## WHAT TO DO
Wherever the word "this" shows up in a line, please copy that line.

═══ EXERCISE INPUT

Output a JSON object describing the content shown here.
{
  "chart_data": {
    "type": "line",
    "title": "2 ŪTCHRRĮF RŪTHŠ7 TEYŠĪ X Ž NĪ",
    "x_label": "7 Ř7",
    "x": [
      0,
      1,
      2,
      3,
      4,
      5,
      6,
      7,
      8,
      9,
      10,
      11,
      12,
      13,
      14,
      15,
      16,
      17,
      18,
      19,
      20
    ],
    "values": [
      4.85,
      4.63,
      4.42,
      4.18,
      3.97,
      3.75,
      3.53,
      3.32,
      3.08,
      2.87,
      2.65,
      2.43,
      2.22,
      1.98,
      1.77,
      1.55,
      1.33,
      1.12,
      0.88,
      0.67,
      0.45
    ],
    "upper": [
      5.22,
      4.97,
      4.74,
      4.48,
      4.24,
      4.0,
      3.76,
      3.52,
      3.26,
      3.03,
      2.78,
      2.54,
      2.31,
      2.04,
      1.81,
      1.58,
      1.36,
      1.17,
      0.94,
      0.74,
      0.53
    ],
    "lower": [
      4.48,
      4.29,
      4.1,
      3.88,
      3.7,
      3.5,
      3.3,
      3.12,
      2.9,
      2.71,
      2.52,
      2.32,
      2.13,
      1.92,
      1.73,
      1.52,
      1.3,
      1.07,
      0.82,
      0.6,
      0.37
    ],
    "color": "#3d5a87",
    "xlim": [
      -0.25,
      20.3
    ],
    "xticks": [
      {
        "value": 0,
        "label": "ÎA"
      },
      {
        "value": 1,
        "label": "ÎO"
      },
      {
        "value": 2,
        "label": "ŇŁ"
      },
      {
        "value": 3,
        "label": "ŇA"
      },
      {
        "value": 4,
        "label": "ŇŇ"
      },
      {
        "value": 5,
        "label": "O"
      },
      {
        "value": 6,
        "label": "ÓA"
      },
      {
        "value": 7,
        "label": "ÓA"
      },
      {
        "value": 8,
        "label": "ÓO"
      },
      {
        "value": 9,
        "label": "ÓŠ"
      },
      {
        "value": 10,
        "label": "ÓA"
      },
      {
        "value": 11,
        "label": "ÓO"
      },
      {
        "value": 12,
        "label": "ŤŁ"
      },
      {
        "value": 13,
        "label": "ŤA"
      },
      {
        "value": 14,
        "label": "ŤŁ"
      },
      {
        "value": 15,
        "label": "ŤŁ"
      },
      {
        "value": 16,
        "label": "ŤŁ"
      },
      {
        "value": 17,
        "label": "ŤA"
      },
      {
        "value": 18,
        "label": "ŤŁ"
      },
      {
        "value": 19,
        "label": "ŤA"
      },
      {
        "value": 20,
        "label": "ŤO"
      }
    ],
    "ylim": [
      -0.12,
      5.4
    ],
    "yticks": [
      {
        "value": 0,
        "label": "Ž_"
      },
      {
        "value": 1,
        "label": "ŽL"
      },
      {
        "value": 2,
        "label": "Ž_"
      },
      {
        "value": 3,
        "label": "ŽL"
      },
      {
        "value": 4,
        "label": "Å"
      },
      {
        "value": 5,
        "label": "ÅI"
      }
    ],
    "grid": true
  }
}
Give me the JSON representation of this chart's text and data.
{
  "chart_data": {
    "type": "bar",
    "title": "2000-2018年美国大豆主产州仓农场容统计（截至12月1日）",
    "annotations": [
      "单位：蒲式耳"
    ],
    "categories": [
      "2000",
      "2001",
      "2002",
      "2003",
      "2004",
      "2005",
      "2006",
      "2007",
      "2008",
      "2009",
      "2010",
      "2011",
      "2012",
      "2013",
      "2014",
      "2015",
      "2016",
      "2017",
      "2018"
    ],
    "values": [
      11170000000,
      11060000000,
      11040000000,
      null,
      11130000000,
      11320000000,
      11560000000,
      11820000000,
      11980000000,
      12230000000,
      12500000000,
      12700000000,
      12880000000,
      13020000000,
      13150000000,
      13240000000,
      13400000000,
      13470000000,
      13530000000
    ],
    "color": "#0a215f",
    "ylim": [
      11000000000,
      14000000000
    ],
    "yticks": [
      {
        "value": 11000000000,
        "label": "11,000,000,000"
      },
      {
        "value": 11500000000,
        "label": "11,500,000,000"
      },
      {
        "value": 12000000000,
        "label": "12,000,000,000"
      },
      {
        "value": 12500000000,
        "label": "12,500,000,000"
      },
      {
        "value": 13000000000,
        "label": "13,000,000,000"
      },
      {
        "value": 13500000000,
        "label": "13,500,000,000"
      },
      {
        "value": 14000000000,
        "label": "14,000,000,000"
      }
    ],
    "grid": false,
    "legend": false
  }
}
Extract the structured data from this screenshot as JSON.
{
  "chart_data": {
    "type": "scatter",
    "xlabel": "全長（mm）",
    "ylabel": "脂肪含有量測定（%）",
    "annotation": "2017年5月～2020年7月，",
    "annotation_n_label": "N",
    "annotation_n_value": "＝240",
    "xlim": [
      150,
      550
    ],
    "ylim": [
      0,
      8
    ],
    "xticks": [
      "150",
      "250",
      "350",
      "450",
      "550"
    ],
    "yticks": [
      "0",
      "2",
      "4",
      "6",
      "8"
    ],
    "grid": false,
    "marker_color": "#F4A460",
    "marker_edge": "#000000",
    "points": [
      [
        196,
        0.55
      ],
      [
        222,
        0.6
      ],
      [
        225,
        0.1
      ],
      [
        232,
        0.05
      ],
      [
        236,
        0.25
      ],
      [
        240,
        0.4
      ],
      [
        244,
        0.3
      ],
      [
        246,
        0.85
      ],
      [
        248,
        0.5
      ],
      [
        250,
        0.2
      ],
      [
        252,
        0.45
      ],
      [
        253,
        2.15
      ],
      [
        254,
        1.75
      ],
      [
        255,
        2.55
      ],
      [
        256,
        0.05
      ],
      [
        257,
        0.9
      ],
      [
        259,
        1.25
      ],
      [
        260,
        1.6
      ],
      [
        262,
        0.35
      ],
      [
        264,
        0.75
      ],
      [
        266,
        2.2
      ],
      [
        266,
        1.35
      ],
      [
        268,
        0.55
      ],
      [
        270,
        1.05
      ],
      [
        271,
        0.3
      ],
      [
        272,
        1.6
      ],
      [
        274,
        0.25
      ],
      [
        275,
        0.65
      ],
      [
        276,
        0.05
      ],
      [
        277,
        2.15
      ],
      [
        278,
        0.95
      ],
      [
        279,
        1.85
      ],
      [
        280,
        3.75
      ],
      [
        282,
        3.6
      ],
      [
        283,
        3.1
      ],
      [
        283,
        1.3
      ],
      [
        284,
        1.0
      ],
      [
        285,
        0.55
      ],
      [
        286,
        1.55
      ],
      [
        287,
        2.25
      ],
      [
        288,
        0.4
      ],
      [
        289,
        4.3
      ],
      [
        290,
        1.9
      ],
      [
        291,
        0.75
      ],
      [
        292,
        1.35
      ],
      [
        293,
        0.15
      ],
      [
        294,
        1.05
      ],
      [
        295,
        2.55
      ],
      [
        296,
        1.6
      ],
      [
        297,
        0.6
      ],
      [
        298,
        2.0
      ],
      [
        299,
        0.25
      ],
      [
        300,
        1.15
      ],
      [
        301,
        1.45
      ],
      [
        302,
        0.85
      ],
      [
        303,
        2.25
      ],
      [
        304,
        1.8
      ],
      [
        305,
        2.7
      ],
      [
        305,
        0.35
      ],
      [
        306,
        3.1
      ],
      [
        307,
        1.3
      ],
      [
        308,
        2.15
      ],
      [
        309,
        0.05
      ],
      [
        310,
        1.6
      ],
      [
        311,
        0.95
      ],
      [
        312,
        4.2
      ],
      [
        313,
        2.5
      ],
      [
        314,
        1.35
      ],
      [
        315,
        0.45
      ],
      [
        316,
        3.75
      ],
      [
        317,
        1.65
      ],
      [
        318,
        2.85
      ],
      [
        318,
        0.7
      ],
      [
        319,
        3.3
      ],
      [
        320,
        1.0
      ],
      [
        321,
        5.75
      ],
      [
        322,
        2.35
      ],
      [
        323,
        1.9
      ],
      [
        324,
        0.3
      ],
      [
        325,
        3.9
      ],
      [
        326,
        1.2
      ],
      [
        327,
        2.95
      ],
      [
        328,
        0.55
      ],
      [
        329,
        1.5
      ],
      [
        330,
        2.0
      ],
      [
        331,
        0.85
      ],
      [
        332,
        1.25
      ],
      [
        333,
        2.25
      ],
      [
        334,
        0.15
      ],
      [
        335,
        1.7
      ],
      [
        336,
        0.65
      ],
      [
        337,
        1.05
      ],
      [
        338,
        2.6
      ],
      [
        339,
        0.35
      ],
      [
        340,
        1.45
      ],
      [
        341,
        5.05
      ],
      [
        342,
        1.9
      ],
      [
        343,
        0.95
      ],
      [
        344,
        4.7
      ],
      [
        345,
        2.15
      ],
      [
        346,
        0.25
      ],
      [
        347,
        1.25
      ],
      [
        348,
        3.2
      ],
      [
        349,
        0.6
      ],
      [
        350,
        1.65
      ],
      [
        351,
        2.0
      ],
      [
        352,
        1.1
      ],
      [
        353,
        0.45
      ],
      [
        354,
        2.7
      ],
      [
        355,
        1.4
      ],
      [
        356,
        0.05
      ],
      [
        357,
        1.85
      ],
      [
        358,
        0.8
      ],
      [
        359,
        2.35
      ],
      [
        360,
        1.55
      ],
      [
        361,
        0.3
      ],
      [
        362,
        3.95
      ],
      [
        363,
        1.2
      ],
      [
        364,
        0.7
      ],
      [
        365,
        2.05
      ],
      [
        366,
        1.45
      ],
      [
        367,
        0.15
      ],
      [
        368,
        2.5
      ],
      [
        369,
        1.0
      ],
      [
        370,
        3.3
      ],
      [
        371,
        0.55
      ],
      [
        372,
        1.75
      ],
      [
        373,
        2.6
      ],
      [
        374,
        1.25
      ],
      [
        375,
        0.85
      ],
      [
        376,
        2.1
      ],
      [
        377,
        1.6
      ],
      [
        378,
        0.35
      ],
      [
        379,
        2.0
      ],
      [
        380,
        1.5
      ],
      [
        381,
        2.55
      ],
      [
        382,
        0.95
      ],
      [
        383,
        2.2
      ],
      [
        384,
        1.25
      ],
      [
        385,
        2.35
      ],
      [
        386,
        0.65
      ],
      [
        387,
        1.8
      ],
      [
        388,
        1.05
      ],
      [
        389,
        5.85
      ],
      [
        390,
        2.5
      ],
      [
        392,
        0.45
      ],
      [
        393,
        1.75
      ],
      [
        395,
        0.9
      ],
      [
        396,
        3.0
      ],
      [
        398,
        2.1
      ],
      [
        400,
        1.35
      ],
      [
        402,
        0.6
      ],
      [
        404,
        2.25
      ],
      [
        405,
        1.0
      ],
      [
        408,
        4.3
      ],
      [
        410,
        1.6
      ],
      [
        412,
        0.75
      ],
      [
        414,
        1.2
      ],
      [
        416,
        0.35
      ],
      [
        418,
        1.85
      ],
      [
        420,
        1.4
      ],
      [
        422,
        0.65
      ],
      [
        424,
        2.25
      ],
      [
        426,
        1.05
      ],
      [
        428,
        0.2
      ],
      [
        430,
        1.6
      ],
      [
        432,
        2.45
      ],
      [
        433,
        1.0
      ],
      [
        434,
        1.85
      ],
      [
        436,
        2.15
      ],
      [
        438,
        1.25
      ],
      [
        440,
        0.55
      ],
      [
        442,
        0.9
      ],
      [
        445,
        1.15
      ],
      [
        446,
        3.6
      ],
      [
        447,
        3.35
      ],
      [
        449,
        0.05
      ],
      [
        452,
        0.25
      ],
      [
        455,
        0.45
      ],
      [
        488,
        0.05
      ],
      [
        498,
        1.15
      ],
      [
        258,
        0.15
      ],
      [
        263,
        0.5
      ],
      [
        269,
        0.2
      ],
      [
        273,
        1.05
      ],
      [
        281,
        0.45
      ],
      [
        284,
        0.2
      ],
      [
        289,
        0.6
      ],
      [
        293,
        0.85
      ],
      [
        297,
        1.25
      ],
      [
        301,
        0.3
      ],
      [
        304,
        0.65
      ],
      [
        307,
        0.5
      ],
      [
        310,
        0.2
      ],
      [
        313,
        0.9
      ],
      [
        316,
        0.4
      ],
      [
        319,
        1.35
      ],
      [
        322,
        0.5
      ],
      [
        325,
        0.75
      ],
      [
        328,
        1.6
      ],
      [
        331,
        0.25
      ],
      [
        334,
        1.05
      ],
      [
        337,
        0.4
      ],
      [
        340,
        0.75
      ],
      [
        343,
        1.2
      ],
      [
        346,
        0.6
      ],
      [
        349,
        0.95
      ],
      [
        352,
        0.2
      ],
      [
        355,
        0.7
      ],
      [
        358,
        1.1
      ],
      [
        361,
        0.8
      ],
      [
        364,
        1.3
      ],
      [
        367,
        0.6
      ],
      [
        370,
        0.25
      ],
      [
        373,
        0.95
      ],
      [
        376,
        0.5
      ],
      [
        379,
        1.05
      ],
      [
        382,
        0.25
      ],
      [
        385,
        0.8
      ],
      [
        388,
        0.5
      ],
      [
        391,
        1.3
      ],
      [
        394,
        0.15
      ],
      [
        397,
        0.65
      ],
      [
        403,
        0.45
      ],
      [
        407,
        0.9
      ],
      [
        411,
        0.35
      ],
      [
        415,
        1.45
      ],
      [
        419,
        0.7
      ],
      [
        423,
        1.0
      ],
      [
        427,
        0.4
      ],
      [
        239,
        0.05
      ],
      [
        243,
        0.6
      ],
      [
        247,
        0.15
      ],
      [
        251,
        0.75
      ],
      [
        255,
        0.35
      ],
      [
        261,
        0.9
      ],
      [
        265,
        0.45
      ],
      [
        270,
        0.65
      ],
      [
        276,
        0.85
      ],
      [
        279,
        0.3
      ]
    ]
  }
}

══════

## FULL RESPONSE
Give me the JSON representation of this chart's text and data.
Extract the structured data from this screenshot as JSON.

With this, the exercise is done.